TASK REQUIREMENTS: Pull out every line below that contains the word "screenshot".

AVAILABLE DATA:
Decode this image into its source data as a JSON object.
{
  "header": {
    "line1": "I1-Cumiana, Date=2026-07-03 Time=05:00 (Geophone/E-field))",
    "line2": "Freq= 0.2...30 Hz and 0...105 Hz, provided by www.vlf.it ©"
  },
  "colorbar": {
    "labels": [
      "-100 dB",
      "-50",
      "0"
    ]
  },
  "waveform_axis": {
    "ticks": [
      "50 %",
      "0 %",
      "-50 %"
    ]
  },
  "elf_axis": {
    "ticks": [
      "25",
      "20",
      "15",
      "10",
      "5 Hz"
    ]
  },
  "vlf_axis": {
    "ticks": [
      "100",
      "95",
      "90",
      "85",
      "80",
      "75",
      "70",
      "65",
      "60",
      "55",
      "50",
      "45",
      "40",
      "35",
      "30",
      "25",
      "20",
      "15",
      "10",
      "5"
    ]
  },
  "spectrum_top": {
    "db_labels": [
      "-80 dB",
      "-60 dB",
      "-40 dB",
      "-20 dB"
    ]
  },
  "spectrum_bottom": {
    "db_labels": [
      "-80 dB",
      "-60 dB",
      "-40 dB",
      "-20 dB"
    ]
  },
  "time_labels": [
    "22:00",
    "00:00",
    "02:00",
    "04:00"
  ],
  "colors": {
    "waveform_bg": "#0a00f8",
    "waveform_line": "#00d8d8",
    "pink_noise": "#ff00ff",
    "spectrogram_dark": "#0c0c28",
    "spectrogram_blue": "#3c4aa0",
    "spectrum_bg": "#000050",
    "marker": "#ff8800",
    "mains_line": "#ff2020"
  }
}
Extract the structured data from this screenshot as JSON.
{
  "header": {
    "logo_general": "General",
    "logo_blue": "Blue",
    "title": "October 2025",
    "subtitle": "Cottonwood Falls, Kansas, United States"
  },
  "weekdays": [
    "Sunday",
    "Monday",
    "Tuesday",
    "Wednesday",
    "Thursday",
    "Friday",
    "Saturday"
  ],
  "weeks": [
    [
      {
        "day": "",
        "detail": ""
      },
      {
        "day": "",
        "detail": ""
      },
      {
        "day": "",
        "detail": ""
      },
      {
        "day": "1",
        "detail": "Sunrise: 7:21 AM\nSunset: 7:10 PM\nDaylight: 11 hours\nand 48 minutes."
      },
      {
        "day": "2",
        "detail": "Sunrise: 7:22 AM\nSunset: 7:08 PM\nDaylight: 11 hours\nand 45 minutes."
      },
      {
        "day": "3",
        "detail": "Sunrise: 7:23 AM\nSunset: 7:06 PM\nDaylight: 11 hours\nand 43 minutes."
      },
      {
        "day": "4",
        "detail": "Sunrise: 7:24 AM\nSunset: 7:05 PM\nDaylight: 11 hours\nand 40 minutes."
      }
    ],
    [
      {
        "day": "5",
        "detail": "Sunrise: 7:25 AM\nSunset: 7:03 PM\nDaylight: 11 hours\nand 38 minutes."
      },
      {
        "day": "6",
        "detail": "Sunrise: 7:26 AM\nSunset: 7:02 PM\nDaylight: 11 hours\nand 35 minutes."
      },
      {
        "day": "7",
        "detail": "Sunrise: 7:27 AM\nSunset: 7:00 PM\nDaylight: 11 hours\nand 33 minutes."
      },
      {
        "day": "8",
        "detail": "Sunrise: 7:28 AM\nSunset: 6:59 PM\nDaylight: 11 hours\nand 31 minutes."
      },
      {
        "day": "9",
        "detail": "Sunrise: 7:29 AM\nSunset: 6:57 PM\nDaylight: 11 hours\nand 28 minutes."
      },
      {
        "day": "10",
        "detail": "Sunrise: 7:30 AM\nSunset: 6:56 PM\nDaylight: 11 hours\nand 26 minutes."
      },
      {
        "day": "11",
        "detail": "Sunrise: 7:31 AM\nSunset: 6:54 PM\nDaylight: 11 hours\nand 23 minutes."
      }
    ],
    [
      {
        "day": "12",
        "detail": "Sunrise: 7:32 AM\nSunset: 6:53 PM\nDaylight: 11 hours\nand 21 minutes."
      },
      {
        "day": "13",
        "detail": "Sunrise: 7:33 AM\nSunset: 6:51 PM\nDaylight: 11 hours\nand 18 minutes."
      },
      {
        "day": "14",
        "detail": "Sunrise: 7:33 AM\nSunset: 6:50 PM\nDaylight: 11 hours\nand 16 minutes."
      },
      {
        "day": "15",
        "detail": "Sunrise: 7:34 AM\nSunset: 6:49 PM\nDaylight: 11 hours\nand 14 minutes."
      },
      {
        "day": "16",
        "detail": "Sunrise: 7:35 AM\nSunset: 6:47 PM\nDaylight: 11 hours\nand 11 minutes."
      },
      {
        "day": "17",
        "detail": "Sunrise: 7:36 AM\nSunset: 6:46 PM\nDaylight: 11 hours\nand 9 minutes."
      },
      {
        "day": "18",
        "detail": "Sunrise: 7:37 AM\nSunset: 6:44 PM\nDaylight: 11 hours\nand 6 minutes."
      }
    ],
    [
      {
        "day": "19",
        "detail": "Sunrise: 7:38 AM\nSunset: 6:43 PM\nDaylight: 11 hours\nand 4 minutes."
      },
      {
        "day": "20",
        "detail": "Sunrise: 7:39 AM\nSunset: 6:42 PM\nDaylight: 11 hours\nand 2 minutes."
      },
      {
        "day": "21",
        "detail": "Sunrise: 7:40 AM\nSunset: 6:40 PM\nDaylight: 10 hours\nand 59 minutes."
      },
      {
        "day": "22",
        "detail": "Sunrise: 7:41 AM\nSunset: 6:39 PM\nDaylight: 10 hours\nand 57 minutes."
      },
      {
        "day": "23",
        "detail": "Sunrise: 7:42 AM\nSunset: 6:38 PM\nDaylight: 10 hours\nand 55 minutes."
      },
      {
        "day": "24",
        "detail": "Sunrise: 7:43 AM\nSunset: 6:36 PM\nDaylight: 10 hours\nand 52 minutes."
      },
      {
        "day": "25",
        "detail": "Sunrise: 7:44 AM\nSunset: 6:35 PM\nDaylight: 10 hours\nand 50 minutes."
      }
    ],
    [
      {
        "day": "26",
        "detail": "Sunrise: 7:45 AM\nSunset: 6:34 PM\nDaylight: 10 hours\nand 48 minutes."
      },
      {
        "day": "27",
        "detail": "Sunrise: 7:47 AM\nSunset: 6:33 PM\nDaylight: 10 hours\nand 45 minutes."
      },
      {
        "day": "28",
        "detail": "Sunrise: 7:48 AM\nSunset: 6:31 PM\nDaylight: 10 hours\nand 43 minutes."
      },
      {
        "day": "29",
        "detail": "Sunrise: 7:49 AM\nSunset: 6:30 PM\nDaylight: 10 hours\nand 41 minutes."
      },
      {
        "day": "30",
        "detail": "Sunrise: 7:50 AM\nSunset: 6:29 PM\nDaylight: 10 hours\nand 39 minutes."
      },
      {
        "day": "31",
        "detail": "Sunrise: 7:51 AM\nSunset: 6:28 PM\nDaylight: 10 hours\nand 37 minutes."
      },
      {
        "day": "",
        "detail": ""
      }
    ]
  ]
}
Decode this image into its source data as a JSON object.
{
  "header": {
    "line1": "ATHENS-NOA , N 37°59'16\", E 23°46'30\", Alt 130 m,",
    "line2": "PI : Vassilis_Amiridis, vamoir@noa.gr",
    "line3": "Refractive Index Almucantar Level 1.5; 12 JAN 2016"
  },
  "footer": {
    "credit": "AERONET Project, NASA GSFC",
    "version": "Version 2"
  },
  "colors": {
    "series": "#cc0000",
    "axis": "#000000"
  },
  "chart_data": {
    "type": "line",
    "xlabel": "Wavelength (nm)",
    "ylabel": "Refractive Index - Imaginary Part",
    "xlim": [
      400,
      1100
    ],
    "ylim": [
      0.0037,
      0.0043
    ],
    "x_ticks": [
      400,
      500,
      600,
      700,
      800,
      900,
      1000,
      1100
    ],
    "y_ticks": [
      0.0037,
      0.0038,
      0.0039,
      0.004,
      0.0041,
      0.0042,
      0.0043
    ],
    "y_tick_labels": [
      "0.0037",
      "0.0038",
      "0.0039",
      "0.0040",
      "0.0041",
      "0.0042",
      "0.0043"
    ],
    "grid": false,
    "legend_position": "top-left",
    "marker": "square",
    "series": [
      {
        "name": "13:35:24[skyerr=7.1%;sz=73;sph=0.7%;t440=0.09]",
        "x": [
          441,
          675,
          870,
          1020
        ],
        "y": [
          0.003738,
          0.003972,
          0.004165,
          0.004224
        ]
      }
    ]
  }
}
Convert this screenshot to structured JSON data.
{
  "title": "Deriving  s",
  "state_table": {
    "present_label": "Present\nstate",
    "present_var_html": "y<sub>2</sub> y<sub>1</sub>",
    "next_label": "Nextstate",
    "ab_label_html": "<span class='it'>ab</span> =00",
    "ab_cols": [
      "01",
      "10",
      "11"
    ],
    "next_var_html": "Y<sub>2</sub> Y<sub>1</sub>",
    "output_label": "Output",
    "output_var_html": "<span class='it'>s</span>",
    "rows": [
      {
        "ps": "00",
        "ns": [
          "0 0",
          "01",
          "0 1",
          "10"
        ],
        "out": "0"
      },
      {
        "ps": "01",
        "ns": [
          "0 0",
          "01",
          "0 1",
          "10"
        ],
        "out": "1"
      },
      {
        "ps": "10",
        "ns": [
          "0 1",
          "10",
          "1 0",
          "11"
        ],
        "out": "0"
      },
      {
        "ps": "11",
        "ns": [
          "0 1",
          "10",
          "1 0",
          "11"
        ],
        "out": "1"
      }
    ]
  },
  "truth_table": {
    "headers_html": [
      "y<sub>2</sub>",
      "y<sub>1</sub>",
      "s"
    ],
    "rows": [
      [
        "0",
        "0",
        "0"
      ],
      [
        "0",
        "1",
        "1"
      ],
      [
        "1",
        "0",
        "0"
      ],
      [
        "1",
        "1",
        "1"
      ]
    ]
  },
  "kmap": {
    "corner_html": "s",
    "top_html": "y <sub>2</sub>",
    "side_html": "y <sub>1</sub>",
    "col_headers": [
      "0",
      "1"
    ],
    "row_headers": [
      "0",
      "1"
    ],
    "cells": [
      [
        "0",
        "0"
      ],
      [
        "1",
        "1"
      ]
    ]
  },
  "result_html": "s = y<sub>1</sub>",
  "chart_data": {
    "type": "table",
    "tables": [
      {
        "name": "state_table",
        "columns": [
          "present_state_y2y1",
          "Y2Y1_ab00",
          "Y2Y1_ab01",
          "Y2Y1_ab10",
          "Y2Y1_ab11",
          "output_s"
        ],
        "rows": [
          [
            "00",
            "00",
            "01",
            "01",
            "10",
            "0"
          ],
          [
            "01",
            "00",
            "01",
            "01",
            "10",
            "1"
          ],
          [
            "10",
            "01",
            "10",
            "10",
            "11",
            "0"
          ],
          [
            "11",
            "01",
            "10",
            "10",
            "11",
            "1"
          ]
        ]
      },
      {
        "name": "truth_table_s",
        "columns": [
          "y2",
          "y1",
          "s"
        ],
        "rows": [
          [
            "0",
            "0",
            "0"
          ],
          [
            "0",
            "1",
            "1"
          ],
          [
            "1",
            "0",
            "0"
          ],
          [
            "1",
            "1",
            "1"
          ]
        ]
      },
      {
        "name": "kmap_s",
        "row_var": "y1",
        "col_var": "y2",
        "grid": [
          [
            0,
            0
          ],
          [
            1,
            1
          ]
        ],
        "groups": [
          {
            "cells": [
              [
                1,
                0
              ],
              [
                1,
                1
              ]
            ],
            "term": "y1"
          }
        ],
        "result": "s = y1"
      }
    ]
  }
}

IN RESPONSE:
Extract the structured data from this screenshot as JSON.
Convert this screenshot to structured JSON data.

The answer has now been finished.